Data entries
** begin **
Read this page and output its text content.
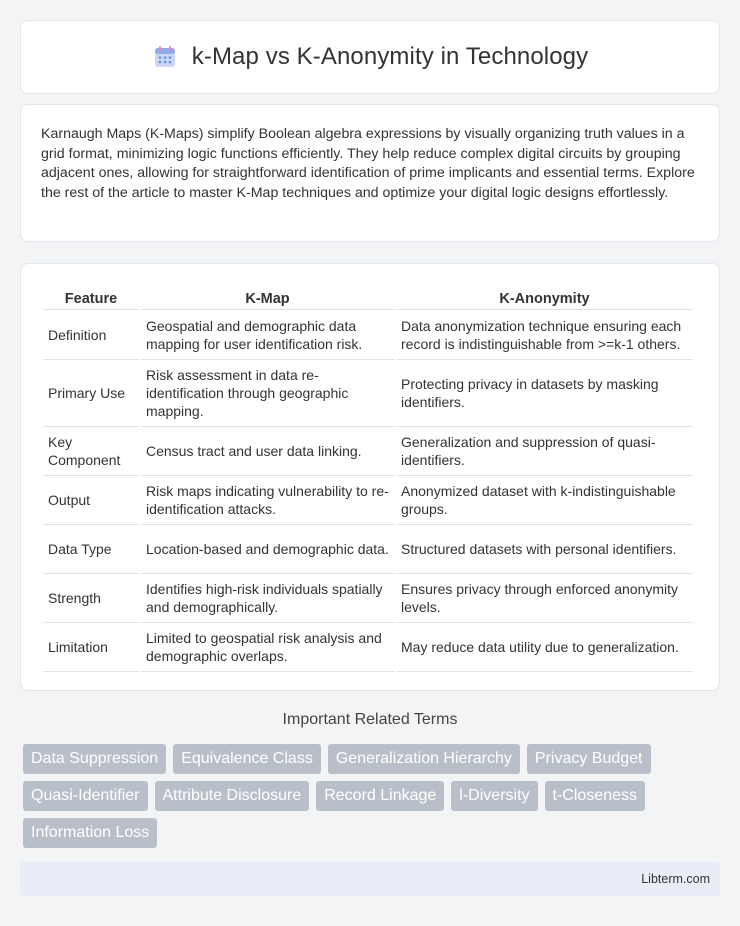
k-Map vs K-Anonymity in Technology

Karnaugh Maps (K-Maps) simplify Boolean algebra expressions by visually organizing truth values in a grid format, minimizing logic functions efficiently. They help reduce complex digital circuits by grouping adjacent ones, allowing for straightforward identification of prime implicants and essential terms. Explore the rest of the article to master K-Map techniques and optimize your digital logic designs effortlessly.

Feature	K-Map	K-Anonymity
Definition	Geospatial and demographic data mapping for user identification risk.	Data anonymization technique ensuring each record is indistinguishable from >=k-1 others.
Primary Use	Risk assessment in data re-identification through geographic mapping.	Protecting privacy in datasets by masking identifiers.
Key Component	Census tract and user data linking.	Generalization and suppression of quasi-identifiers.
Output	Risk maps indicating vulnerability to re-identification attacks.	Anonymized dataset with k-indistinguishable groups.
Data Type	Location-based and demographic data.	Structured datasets with personal identifiers.
Strength	Identifies high-risk individuals spatially and demographically.	Ensures privacy through enforced anonymity levels.
Limitation	Limited to geospatial risk analysis and demographic overlaps.	May reduce data utility due to generalization.
Important Related Terms
Data Suppression	Equivalence Class	Generalization Hierarchy	Privacy Budget
Quasi-Identifier	Attribute Disclosure	Record Linkage	l-Diversity	t-Closeness
Information Loss
Libterm.com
** end **
Written problem: Reproduce the full listing above verbatim, with no pictures included.

Output for this task:
Read this page and output its text content.
k-Map vs K-Anonymity in Technology

Karnaugh Maps (K-Maps) simplify Boolean algebra expressions by visually organizing truth values in a grid format, minimizing logic functions efficiently. They help reduce complex digital circuits by grouping adjacent ones, allowing for straightforward identification of prime implicants and essential terms. Explore the rest of the article to master K-Map techniques and optimize your digital logic designs effortlessly.

Feature	K-Map	K-Anonymity
Definition	Geospatial and demographic data mapping for user identification risk.	Data anonymization technique ensuring each record is indistinguishable from >=k-1 others.
Primary Use	Risk assessment in data re-identification through geographic mapping.	Protecting privacy in datasets by masking identifiers.
Key Component	Census tract and user data linking.	Generalization and suppression of quasi-identifiers.
Output	Risk maps indicating vulnerability to re-identification attacks.	Anonymized dataset with k-indistinguishable groups.
Data Type	Location-based and demographic data.	Structured datasets with personal identifiers.
Strength	Identifies high-risk individuals spatially and demographically.	Ensures privacy through enforced anonymity levels.
Limitation	Limited to geospatial risk analysis and demographic overlaps.	May reduce data utility due to generalization.
Important Related Terms
Data Suppression	Equivalence Class	Generalization Hierarchy	Privacy Budget
Quasi-Identifier	Attribute Disclosure	Record Linkage	l-Diversity	t-Closeness
Information Loss
Libterm.com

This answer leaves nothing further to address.